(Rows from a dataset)
╭──

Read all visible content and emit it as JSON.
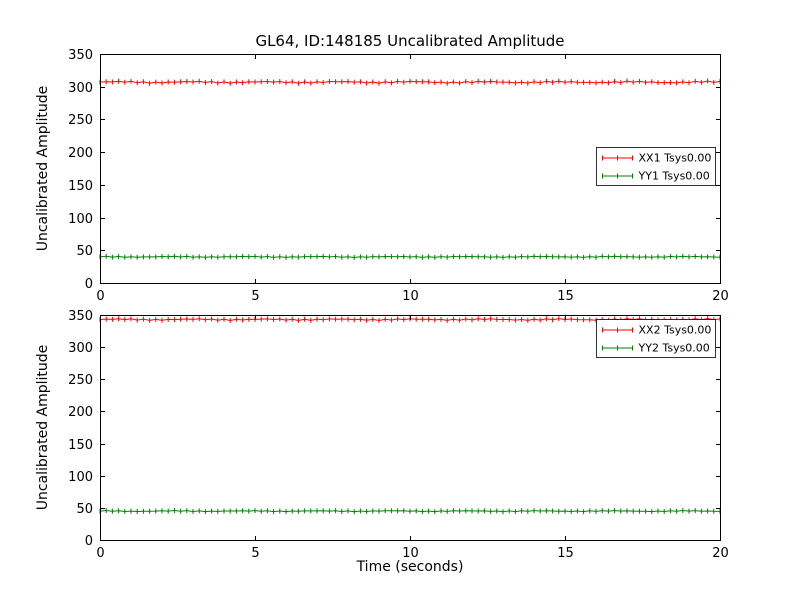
{
  "figure": {
    "title": "GL64, ID:148185 Uncalibrated Amplitude",
    "background": "#ffffff",
    "frame_color": "#000000"
  },
  "chart_data": [
    {
      "type": "line",
      "title": "GL64, ID:148185 Uncalibrated Amplitude",
      "xlabel": "",
      "ylabel": "Uncalibrated Amplitude",
      "xlim": [
        0,
        20
      ],
      "ylim": [
        0,
        350
      ],
      "xticks": [
        0,
        5,
        10,
        15,
        20
      ],
      "yticks": [
        0,
        50,
        100,
        150,
        200,
        250,
        300,
        350
      ],
      "grid": false,
      "legend_position": "center-right",
      "marker": "errorbar-caps",
      "series": [
        {
          "name": "XX1 Tsys0.00",
          "color": "#ff0000",
          "y": 307,
          "noise": 1.5
        },
        {
          "name": "YY1 Tsys0.00",
          "color": "#008000",
          "y": 40,
          "noise": 0.8
        }
      ]
    },
    {
      "type": "line",
      "title": "",
      "xlabel": "Time (seconds)",
      "ylabel": "Uncalibrated Amplitude",
      "xlim": [
        0,
        20
      ],
      "ylim": [
        0,
        350
      ],
      "xticks": [
        0,
        5,
        10,
        15,
        20
      ],
      "yticks": [
        0,
        50,
        100,
        150,
        200,
        250,
        300,
        350
      ],
      "grid": false,
      "legend_position": "top-right",
      "marker": "errorbar-caps",
      "series": [
        {
          "name": "XX2 Tsys0.00",
          "color": "#ff0000",
          "y": 343,
          "noise": 1.3
        },
        {
          "name": "YY2 Tsys0.00",
          "color": "#008000",
          "y": 45,
          "noise": 0.8
        }
      ]
    }
  ]
}
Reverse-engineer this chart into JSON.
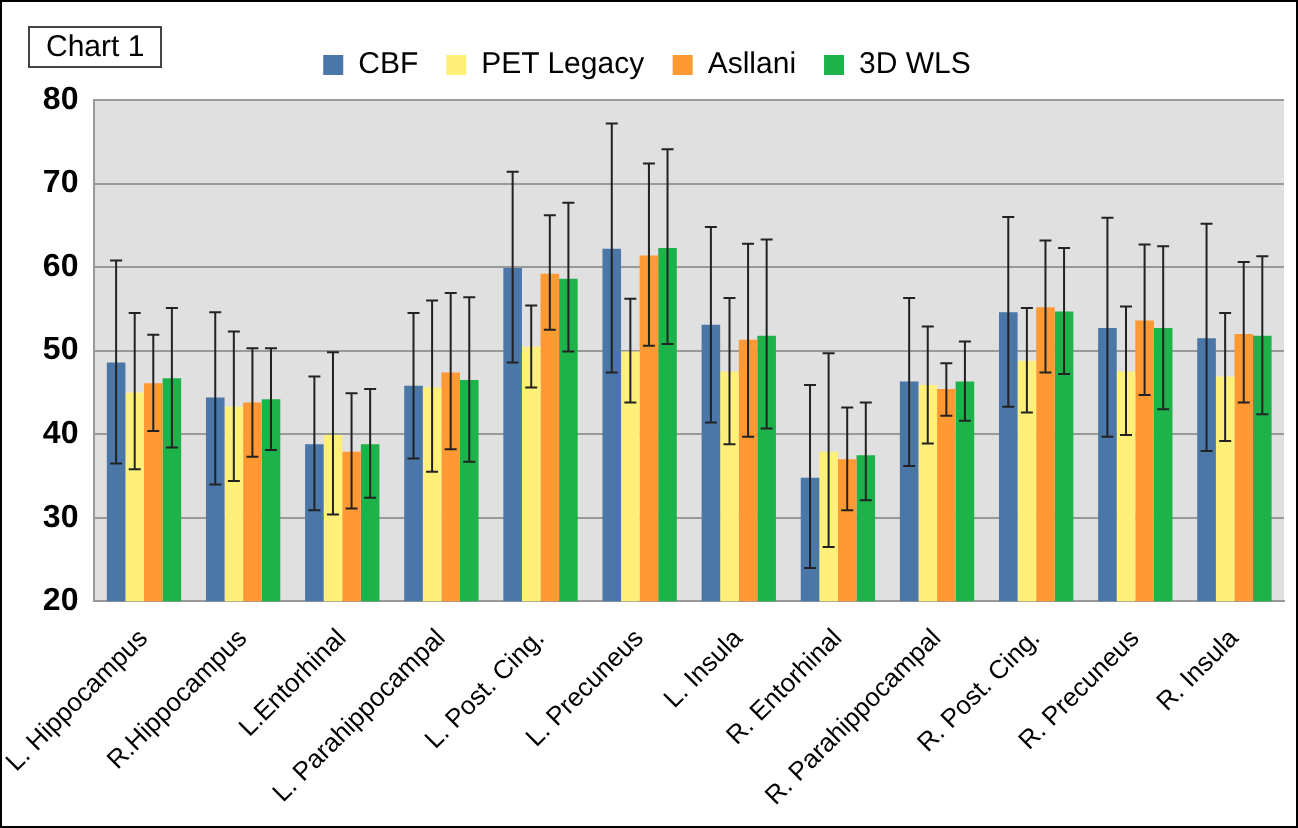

╰──

[TASK GOAL]: Above are lines of data; state how many of them contain the word "title", with no other output.

[RESPONSE BELOW]: 3